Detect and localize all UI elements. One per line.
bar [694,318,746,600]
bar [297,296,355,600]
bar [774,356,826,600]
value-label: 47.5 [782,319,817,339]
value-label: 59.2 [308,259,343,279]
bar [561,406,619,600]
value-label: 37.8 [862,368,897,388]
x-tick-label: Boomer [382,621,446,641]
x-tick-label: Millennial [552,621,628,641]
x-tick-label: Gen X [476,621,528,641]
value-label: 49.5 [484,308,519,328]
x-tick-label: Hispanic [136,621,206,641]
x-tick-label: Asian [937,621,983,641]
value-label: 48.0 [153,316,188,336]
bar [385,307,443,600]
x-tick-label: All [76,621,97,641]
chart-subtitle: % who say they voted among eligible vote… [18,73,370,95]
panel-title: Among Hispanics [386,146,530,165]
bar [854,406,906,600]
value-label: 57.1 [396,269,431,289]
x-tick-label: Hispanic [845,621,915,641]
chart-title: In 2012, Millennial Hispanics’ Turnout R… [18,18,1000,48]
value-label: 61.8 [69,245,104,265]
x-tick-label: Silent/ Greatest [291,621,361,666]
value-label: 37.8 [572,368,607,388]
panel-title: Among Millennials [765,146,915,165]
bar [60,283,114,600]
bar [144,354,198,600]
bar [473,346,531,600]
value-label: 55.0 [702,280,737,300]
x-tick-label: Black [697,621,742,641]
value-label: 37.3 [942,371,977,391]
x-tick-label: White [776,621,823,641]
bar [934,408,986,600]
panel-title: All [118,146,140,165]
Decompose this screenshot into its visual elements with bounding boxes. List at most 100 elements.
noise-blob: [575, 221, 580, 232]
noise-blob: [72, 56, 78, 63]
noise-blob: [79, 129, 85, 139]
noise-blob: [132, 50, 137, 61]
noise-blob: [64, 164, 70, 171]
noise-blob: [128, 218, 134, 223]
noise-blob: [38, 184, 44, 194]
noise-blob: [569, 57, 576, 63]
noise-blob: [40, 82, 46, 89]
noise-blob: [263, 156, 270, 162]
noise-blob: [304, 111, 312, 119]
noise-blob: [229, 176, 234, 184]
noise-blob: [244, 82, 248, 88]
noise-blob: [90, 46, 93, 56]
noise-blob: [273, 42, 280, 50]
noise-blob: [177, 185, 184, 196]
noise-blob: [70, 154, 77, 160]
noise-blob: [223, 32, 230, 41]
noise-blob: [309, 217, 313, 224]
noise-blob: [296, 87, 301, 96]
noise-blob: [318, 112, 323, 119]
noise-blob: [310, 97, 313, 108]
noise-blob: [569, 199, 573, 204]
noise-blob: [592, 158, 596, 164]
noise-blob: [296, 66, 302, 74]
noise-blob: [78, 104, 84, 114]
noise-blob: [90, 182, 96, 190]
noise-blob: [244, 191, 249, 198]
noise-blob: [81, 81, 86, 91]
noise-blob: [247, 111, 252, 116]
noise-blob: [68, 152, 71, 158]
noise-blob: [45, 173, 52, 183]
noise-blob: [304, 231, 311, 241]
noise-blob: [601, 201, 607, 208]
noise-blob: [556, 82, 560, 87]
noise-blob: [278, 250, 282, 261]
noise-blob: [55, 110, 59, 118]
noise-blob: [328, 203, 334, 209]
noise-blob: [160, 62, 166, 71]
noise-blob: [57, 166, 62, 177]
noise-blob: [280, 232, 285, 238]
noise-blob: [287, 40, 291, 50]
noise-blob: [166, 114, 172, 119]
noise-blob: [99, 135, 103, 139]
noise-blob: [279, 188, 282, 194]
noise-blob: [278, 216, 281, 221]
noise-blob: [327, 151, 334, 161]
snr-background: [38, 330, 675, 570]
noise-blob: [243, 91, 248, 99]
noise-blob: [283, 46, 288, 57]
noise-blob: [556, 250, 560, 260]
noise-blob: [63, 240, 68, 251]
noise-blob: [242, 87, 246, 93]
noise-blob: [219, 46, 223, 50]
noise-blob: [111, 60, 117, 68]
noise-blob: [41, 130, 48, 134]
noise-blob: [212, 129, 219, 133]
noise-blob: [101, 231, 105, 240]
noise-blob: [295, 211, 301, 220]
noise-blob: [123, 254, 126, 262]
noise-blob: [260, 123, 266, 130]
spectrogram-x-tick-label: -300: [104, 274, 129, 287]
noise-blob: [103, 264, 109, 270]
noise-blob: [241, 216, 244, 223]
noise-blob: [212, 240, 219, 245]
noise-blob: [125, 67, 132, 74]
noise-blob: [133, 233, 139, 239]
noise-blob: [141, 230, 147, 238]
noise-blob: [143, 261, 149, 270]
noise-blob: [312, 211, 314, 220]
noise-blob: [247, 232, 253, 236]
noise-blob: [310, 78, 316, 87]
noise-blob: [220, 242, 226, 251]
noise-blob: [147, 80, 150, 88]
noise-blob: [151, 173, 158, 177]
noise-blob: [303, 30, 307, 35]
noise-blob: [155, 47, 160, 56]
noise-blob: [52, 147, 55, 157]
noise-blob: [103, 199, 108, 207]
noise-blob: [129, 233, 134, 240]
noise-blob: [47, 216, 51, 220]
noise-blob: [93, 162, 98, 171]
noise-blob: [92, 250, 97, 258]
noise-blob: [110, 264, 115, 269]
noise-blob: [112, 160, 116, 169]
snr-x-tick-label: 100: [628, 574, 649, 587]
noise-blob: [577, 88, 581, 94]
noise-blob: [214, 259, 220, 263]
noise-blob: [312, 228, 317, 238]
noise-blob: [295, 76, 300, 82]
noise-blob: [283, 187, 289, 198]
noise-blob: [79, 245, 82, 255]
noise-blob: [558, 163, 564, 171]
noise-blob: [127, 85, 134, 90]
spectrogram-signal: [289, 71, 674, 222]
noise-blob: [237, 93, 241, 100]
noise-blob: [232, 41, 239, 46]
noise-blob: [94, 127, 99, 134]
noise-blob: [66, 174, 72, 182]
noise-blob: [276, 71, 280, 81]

§ §

Task description: Count how many lines in the data above contain the string "value", and reply with that number alone.

Output for this exercise: 10